What is required = Check every line of the entries below for the word "Παρακ", and copy the ones that have it.

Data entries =
>> START

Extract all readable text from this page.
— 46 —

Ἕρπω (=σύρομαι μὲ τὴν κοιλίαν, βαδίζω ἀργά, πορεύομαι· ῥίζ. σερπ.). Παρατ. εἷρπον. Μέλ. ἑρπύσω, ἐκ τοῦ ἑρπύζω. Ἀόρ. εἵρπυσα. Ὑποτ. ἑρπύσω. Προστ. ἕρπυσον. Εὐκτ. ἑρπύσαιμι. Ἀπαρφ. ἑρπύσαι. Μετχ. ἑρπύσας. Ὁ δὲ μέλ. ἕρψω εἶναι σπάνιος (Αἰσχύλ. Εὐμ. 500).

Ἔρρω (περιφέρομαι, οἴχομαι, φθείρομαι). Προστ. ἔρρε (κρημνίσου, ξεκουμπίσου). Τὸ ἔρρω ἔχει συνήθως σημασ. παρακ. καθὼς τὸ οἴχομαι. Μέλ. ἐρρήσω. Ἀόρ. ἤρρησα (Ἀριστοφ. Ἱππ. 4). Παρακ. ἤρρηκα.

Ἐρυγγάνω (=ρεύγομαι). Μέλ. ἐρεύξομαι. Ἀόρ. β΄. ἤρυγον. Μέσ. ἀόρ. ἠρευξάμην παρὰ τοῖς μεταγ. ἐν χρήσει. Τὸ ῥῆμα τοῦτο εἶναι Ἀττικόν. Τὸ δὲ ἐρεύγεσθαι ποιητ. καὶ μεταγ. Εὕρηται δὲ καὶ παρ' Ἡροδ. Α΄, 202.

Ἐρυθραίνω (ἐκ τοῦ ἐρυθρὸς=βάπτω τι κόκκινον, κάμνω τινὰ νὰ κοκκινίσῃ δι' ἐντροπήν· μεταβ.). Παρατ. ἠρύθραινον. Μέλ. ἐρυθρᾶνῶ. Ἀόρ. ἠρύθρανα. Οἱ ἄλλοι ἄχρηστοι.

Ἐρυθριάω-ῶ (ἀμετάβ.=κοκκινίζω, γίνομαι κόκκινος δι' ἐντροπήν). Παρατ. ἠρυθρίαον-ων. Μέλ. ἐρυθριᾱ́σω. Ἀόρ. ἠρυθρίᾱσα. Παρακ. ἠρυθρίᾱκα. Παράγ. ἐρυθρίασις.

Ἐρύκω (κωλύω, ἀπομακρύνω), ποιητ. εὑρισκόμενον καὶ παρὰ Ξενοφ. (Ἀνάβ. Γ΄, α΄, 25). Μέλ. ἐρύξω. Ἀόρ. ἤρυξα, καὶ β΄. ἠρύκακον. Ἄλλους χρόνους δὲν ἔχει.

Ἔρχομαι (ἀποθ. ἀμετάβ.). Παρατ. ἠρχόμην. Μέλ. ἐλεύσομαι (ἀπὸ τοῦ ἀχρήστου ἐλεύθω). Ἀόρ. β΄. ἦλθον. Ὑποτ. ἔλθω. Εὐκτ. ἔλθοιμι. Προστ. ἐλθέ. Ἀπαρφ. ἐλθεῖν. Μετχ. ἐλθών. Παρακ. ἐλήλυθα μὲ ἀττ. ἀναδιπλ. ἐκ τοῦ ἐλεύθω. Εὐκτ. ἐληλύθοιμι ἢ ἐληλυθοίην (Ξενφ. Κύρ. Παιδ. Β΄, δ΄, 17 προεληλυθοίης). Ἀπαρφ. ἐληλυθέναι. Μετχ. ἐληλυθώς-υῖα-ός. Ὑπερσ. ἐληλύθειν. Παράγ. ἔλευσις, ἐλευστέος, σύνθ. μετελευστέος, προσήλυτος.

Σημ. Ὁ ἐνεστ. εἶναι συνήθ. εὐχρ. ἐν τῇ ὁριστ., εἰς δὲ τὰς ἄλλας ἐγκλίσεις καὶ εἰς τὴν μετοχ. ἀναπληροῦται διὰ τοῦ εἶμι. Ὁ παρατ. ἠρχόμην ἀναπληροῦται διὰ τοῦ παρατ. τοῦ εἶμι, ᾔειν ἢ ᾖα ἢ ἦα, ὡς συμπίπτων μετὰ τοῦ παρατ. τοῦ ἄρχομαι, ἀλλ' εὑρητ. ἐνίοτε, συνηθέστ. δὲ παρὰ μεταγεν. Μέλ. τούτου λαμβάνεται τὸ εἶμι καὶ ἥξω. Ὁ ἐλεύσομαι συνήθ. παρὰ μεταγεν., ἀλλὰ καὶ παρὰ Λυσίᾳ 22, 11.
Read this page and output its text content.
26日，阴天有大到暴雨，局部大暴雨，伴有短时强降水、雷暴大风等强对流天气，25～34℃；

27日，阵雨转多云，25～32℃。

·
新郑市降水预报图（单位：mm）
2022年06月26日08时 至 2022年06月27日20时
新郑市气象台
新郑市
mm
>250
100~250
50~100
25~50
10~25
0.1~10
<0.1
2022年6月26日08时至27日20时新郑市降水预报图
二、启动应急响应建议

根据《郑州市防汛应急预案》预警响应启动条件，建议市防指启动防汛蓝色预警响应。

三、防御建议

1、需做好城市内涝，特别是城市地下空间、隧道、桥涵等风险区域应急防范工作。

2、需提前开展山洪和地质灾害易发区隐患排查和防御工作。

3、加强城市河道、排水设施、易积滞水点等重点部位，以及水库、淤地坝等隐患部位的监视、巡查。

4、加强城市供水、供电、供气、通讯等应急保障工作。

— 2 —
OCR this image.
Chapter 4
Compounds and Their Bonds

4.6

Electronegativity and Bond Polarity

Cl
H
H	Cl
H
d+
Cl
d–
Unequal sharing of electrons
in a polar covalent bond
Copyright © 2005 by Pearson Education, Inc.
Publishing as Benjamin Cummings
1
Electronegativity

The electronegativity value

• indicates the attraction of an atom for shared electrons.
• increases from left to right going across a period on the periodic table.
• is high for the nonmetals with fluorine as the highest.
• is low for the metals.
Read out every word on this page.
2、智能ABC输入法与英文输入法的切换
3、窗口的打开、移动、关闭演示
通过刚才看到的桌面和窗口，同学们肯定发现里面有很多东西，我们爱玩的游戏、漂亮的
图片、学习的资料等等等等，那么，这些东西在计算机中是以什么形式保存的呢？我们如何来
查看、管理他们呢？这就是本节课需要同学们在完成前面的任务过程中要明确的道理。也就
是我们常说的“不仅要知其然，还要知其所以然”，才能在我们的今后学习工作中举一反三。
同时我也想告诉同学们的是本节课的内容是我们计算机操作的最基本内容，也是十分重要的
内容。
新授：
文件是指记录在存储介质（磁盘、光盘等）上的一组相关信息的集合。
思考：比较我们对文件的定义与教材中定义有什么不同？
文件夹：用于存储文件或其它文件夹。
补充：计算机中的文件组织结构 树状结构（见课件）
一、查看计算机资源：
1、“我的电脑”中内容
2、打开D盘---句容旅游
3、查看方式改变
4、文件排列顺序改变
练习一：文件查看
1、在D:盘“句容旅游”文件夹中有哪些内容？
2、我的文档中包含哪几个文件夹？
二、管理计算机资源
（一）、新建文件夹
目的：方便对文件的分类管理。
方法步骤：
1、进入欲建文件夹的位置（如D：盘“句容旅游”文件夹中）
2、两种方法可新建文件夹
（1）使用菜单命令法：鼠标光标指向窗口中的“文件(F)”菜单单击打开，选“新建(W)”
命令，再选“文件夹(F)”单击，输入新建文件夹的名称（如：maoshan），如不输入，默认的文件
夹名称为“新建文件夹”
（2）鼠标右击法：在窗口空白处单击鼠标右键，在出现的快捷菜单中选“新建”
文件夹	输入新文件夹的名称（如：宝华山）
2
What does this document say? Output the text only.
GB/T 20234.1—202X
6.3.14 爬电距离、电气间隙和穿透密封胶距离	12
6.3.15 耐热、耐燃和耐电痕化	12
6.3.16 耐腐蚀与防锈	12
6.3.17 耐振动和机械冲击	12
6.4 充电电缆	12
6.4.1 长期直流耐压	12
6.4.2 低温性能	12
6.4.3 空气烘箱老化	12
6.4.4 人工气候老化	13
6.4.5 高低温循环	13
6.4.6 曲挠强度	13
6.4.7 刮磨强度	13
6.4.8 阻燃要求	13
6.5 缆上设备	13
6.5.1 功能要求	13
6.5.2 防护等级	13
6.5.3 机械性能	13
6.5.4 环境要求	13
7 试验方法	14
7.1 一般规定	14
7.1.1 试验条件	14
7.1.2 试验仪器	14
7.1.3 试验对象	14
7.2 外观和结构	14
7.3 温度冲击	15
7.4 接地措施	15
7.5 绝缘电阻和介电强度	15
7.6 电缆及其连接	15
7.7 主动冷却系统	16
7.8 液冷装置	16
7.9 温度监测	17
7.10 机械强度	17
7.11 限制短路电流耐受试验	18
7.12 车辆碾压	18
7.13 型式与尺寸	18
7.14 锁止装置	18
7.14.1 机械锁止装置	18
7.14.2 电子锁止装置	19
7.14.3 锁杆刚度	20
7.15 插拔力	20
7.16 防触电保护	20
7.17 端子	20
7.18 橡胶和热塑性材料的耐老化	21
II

>> END

Output for this exercise =
Ἔρρω (περιφέρομαι, οἴχομαι, φθείρομαι). Προστ. ἔρρε (κρημνίσου, ξεκουμπίσου). Τὸ ἔρρω ἔχει συνήθως σημασ. παρακ. καθὼς τὸ οἴχομαι. Μέλ. ἐρρήσω. Ἀόρ. ἤρρησα (Ἀριστοφ. Ἱππ. 4). Παρακ. ἤρρηκα.
Ἐρυθριάω-ῶ (ἀμετάβ.=κοκκινίζω, γίνομαι κόκκινος δι' ἐντροπήν). Παρατ. ἠρυθρίαον-ων. Μέλ. ἐρυθριᾱ́σω. Ἀόρ. ἠρυθρίᾱσα. Παρακ. ἠρυθρίᾱκα. Παράγ. ἐρυθρίασις.
Ἔρχομαι (ἀποθ. ἀμετάβ.). Παρατ. ἠρχόμην. Μέλ. ἐλεύσομαι (ἀπὸ τοῦ ἀχρήστου ἐλεύθω). Ἀόρ. β΄. ἦλθον. Ὑποτ. ἔλθω. Εὐκτ. ἔλθοιμι. Προστ. ἐλθέ. Ἀπαρφ. ἐλθεῖν. Μετχ. ἐλθών. Παρακ. ἐλήλυθα μὲ ἀττ. ἀναδιπλ. ἐκ τοῦ ἐλεύθω. Εὐκτ. ἐληλύθοιμι ἢ ἐληλυθοίην (Ξενφ. Κύρ. Παιδ. Β΄, δ΄, 17 προεληλυθοίης). Ἀπαρφ. ἐληλυθέναι. Μετχ. ἐληλυθώς-υῖα-ός. Ὑπερσ. ἐληλύθειν. Παράγ. ἔλευσις, ἐλευστέος, σύνθ. μετελευστέος, προσήλυτος.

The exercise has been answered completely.